* **Exercise description**
Repeat, exactly and completely, the entries shown underneath.

* **Materials provided**
╔══
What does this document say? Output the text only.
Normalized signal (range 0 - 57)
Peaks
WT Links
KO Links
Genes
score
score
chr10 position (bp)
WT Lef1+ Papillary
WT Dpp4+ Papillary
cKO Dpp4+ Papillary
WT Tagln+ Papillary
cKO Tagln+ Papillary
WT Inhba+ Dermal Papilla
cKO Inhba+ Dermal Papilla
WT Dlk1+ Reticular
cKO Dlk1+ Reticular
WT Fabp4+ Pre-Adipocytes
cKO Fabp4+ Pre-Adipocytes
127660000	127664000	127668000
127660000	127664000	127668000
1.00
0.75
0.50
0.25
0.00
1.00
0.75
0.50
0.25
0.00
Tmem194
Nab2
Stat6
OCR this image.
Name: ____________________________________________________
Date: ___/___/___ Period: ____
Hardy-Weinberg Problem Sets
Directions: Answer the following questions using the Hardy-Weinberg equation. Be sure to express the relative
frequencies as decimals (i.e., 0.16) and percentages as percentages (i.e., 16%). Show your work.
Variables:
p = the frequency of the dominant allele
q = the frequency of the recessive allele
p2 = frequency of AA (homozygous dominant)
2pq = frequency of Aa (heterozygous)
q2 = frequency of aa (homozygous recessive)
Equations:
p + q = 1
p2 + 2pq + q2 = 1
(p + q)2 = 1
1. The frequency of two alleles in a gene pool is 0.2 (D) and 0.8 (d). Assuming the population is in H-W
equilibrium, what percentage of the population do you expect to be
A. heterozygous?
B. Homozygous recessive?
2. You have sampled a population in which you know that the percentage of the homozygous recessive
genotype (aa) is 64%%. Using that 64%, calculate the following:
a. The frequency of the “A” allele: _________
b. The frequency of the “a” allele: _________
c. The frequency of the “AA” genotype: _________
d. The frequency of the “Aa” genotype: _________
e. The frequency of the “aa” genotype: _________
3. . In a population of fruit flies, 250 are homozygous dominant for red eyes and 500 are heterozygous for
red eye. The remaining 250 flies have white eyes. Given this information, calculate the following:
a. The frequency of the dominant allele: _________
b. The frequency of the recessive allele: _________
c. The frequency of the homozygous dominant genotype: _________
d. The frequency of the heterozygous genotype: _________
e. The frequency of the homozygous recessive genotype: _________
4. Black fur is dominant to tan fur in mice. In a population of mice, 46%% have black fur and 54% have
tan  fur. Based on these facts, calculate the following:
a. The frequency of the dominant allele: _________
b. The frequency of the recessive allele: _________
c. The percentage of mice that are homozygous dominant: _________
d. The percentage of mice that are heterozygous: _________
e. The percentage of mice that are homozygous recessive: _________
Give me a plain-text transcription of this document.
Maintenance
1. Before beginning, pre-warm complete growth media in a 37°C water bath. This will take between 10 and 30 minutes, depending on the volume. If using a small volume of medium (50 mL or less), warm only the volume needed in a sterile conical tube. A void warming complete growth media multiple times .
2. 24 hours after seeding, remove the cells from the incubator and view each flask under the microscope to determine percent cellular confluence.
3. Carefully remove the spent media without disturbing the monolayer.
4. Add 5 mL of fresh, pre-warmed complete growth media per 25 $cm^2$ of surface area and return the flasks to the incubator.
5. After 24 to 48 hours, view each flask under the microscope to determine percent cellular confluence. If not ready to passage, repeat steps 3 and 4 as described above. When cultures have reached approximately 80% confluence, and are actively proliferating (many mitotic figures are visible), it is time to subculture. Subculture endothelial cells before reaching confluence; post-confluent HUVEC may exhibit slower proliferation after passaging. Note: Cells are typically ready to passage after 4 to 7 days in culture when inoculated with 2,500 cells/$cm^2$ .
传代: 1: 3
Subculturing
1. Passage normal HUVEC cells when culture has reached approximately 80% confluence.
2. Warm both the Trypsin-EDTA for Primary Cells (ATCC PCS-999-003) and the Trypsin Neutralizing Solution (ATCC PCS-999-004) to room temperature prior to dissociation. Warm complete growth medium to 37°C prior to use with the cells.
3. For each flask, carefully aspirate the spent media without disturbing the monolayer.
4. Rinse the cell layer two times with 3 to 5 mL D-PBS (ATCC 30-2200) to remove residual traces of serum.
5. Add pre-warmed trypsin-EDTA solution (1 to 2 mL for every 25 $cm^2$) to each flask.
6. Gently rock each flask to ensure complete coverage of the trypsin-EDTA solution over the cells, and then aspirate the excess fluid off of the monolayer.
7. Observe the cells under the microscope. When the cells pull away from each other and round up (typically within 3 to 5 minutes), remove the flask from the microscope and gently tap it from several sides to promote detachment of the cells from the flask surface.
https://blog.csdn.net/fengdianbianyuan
╚══
* **Solution for this exercise**
What does this document say? Output the text only.
Normalized signal (range 0 - 57)
Peaks
WT Links
KO Links
Genes
score
score
chr10 position (bp)
WT Lef1+ Papillary
WT Dpp4+ Papillary
cKO Dpp4+ Papillary
WT Tagln+ Papillary
cKO Tagln+ Papillary
WT Inhba+ Dermal Papilla
cKO Inhba+ Dermal Papilla
WT Dlk1+ Reticular
cKO Dlk1+ Reticular
WT Fabp4+ Pre-Adipocytes
cKO Fabp4+ Pre-Adipocytes
127660000	127664000	127668000
127660000	127664000	127668000
1.00
0.75
0.50
0.25
0.00
1.00
0.75
0.50
0.25
0.00
Tmem194
Nab2
Stat6
OCR this image.
Name: ____________________________________________________
Date: ___/___/___ Period: ____
Hardy-Weinberg Problem Sets
Directions: Answer the following questions using the Hardy-Weinberg equation. Be sure to express the relative
frequencies as decimals (i.e., 0.16) and percentages as percentages (i.e., 16%). Show your work.
Variables:
p = the frequency of the dominant allele
q = the frequency of the recessive allele
p2 = frequency of AA (homozygous dominant)
2pq = frequency of Aa (heterozygous)
q2 = frequency of aa (homozygous recessive)
Equations:
p + q = 1
p2 + 2pq + q2 = 1
(p + q)2 = 1
1. The frequency of two alleles in a gene pool is 0.2 (D) and 0.8 (d). Assuming the population is in H-W
equilibrium, what percentage of the population do you expect to be
A. heterozygous?
B. Homozygous recessive?
2. You have sampled a population in which you know that the percentage of the homozygous recessive
genotype (aa) is 64%%. Using that 64%, calculate the following:
a. The frequency of the “A” allele: _________
b. The frequency of the “a” allele: _________
c. The frequency of the “AA” genotype: _________
d. The frequency of the “Aa” genotype: _________
e. The frequency of the “aa” genotype: _________
3. . In a population of fruit flies, 250 are homozygous dominant for red eyes and 500 are heterozygous for
red eye. The remaining 250 flies have white eyes. Given this information, calculate the following:
a. The frequency of the dominant allele: _________
b. The frequency of the recessive allele: _________
c. The frequency of the homozygous dominant genotype: _________
d. The frequency of the heterozygous genotype: _________
e. The frequency of the homozygous recessive genotype: _________
4. Black fur is dominant to tan fur in mice. In a population of mice, 46%% have black fur and 54% have
tan  fur. Based on these facts, calculate the following:
a. The frequency of the dominant allele: _________
b. The frequency of the recessive allele: _________
c. The percentage of mice that are homozygous dominant: _________
d. The percentage of mice that are heterozygous: _________
e. The percentage of mice that are homozygous recessive: _________
Give me a plain-text transcription of this document.
Maintenance
1. Before beginning, pre-warm complete growth media in a 37°C water bath. This will take between 10 and 30 minutes, depending on the volume. If using a small volume of medium (50 mL or less), warm only the volume needed in a sterile conical tube. A void warming complete growth media multiple times .
2. 24 hours after seeding, remove the cells from the incubator and view each flask under the microscope to determine percent cellular confluence.
3. Carefully remove the spent media without disturbing the monolayer.
4. Add 5 mL of fresh, pre-warmed complete growth media per 25 $cm^2$ of surface area and return the flasks to the incubator.
5. After 24 to 48 hours, view each flask under the microscope to determine percent cellular confluence. If not ready to passage, repeat steps 3 and 4 as described above. When cultures have reached approximately 80% confluence, and are actively proliferating (many mitotic figures are visible), it is time to subculture. Subculture endothelial cells before reaching confluence; post-confluent HUVEC may exhibit slower proliferation after passaging. Note: Cells are typically ready to passage after 4 to 7 days in culture when inoculated with 2,500 cells/$cm^2$ .
传代: 1: 3
Subculturing
1. Passage normal HUVEC cells when culture has reached approximately 80% confluence.
2. Warm both the Trypsin-EDTA for Primary Cells (ATCC PCS-999-003) and the Trypsin Neutralizing Solution (ATCC PCS-999-004) to room temperature prior to dissociation. Warm complete growth medium to 37°C prior to use with the cells.
3. For each flask, carefully aspirate the spent media without disturbing the monolayer.
4. Rinse the cell layer two times with 3 to 5 mL D-PBS (ATCC 30-2200) to remove residual traces of serum.
5. Add pre-warmed trypsin-EDTA solution (1 to 2 mL for every 25 $cm^2$) to each flask.
6. Gently rock each flask to ensure complete coverage of the trypsin-EDTA solution over the cells, and then aspirate the excess fluid off of the monolayer.
7. Observe the cells under the microscope. When the cells pull away from each other and round up (typically within 3 to 5 minutes), remove the flask from the microscope and gently tap it from several sides to promote detachment of the cells from the flask surface.
https://blog.csdn.net/fengdianbianyuan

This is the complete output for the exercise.